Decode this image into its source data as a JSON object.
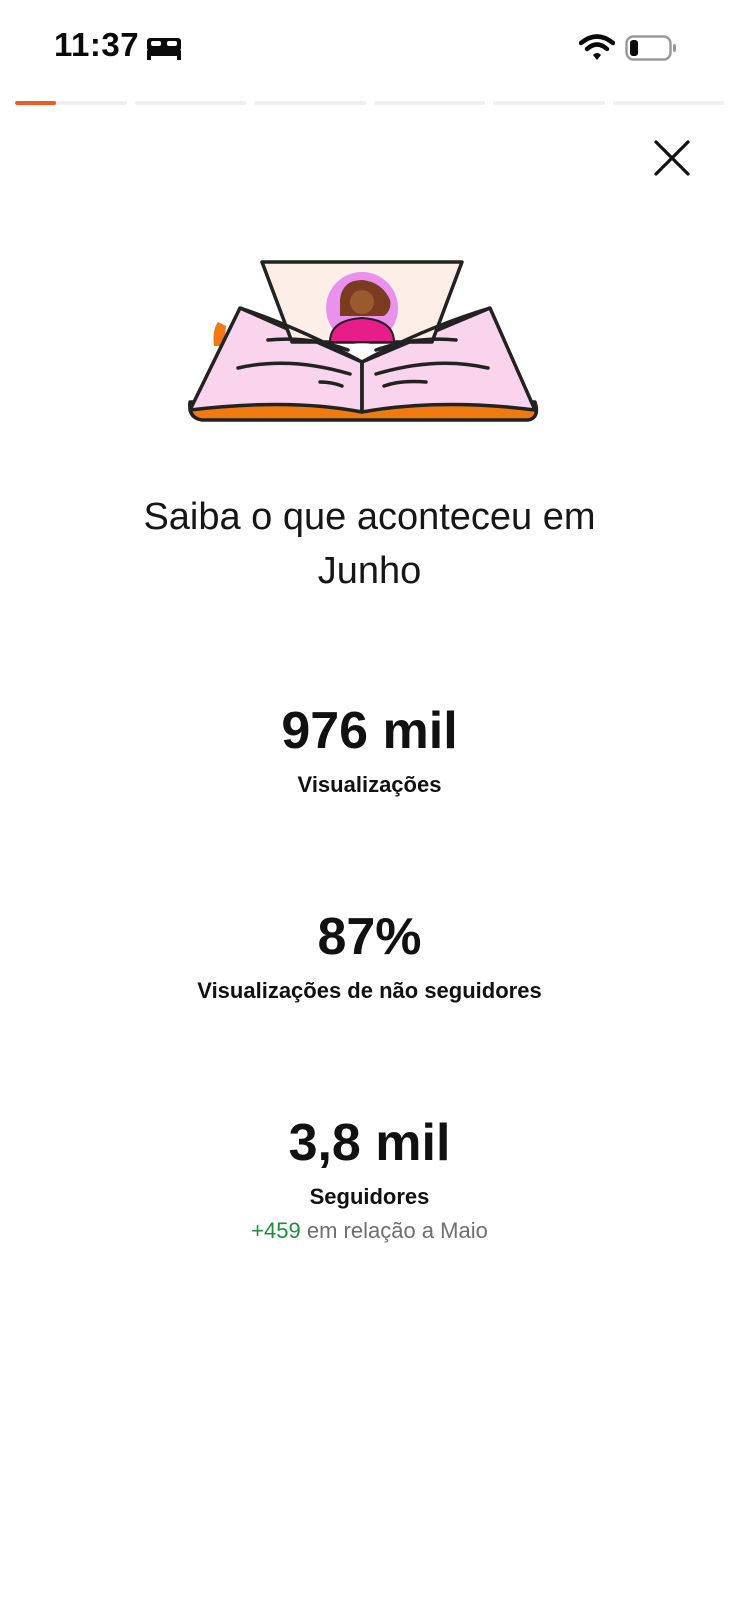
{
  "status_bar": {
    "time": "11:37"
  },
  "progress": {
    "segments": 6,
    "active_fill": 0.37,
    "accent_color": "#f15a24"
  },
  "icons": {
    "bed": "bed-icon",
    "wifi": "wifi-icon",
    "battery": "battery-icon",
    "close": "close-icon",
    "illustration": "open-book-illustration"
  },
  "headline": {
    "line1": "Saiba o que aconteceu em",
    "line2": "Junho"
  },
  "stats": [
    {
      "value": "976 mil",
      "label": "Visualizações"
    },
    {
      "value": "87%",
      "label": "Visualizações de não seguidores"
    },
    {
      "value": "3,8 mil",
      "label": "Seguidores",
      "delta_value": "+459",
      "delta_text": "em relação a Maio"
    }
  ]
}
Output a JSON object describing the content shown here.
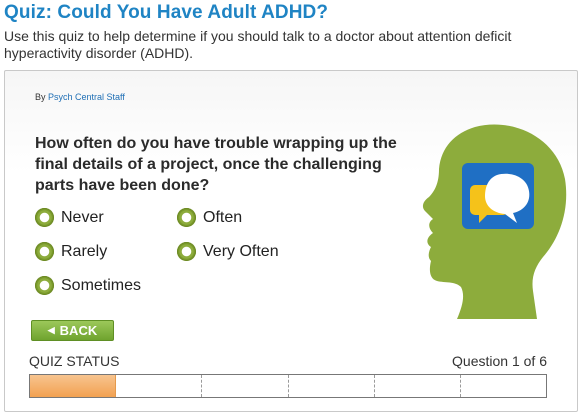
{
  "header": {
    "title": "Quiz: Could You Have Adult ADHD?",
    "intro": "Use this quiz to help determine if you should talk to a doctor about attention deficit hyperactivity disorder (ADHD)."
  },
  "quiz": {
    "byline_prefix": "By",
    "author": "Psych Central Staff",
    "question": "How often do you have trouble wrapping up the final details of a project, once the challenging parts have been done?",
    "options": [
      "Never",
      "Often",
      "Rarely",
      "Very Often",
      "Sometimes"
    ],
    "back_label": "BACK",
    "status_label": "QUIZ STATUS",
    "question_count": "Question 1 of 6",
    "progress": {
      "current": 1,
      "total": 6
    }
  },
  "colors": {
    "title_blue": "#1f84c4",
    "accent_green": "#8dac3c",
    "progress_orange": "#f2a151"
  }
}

==

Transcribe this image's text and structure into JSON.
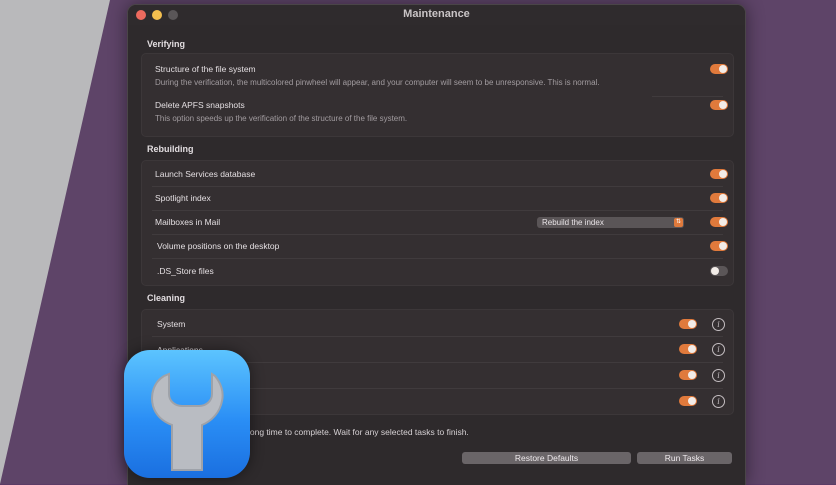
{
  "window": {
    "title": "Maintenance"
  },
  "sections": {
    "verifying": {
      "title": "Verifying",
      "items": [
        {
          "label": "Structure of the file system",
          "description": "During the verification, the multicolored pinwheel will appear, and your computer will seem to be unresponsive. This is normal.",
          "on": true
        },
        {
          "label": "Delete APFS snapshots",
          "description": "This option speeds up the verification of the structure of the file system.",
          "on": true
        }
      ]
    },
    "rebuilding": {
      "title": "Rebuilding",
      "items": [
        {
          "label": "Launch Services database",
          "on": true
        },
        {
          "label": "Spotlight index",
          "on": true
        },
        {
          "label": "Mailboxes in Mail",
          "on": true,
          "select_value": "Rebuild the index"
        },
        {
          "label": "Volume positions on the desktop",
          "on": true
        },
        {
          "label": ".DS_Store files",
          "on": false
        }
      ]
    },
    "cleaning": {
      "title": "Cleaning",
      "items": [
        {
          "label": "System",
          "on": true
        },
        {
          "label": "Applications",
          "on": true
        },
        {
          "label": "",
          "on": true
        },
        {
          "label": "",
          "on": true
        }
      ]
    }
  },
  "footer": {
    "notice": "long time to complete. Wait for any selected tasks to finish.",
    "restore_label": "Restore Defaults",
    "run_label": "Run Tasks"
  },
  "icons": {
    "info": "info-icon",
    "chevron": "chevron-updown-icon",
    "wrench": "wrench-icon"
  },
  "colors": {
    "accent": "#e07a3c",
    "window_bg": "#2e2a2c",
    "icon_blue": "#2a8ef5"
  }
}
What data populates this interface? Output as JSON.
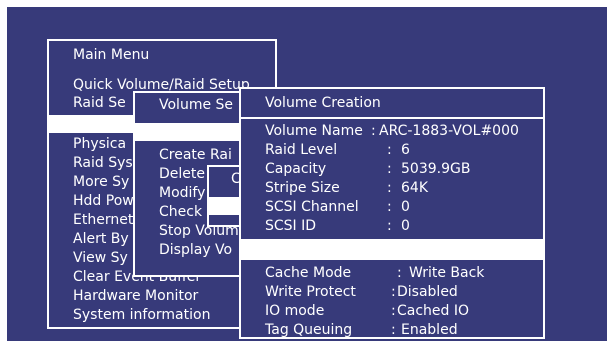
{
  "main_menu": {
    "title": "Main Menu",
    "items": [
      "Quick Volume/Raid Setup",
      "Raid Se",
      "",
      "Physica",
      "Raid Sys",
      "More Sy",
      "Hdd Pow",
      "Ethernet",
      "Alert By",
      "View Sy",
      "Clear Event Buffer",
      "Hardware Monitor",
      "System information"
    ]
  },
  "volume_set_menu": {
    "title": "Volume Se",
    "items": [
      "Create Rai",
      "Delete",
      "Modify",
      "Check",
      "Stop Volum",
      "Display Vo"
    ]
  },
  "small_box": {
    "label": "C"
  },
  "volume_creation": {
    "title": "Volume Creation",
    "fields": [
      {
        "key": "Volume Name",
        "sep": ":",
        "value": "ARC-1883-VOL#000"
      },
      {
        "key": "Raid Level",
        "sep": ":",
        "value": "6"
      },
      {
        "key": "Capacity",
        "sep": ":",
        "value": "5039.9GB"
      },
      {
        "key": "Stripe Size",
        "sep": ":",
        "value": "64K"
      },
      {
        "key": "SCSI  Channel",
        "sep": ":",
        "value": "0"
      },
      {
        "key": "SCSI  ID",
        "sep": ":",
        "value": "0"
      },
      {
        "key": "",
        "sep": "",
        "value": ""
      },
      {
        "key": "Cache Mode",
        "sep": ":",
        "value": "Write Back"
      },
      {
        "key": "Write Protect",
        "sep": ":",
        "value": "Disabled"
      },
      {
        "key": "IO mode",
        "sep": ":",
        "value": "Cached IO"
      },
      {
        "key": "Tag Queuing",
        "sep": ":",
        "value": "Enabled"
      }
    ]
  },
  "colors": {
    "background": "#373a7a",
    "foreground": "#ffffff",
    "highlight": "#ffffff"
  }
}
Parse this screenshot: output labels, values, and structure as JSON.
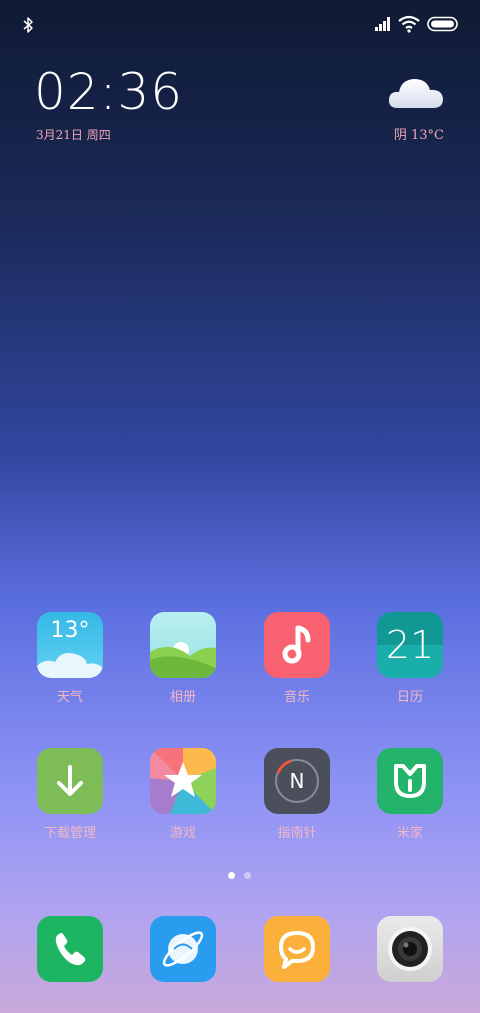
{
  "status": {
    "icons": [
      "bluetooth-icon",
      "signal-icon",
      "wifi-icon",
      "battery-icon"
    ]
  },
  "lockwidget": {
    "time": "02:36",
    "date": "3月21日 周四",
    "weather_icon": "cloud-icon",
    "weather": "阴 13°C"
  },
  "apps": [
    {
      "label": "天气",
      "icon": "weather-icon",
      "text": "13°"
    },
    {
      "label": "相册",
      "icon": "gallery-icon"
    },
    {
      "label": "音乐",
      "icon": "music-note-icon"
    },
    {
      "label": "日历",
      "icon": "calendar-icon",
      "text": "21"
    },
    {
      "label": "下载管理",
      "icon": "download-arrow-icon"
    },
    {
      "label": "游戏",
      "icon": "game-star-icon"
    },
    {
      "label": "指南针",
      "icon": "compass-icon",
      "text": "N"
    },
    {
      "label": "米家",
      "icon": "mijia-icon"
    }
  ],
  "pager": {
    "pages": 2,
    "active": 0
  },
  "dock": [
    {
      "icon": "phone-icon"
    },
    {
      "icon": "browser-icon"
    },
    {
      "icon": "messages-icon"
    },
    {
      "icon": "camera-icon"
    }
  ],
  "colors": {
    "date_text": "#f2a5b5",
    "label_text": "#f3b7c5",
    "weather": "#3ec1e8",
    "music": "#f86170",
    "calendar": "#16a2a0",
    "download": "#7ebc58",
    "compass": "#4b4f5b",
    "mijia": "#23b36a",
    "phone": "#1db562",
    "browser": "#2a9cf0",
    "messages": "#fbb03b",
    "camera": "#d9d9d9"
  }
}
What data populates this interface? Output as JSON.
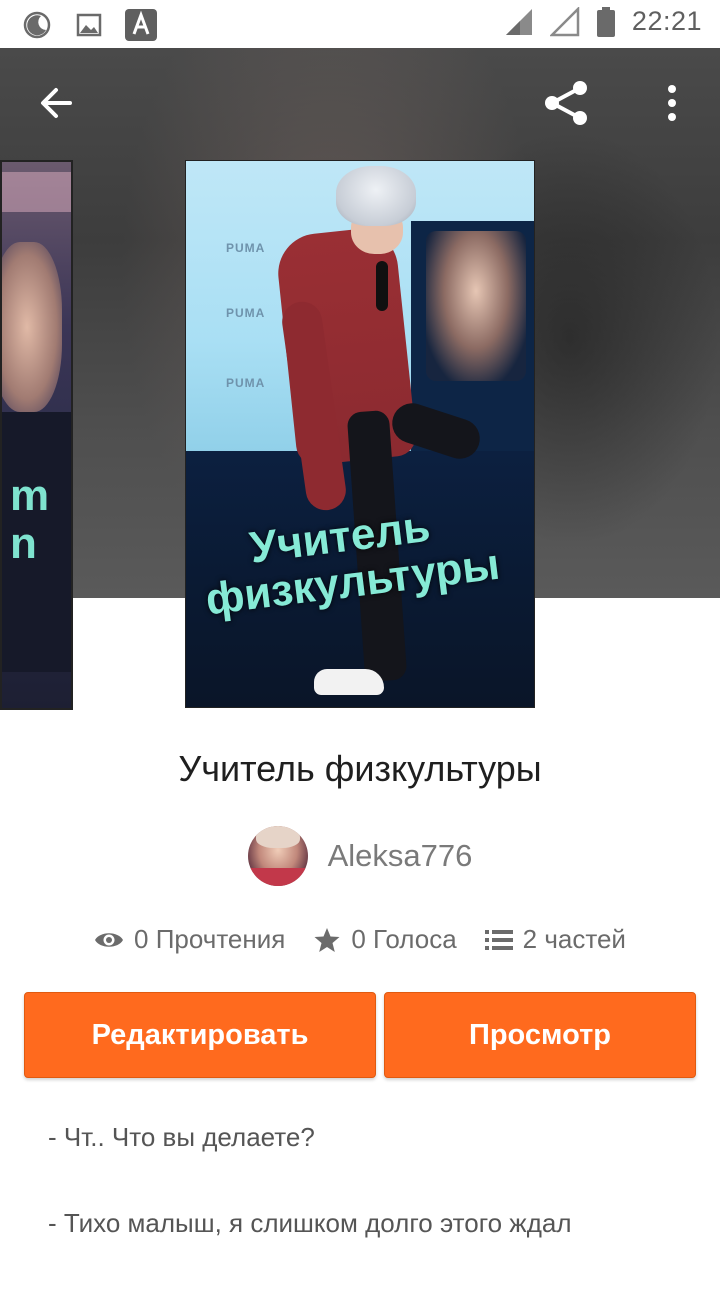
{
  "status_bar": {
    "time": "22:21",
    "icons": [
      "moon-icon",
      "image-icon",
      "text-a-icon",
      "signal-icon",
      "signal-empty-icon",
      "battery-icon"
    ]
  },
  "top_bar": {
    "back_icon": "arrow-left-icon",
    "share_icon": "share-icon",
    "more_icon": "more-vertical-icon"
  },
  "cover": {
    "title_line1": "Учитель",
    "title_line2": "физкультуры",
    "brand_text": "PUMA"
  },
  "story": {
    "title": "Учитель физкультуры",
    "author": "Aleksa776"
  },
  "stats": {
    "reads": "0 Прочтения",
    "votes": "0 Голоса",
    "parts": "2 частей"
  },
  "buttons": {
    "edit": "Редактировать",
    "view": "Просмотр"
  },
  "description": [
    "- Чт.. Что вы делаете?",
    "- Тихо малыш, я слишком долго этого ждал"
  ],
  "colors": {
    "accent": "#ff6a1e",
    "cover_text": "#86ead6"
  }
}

EXERCISE DESCRIPTION: Your task is to gather every line with the word "author" and copy it.

FULL RESPONSE:
    "author": "Psych Central Staff",
    "author": "Aleksa776"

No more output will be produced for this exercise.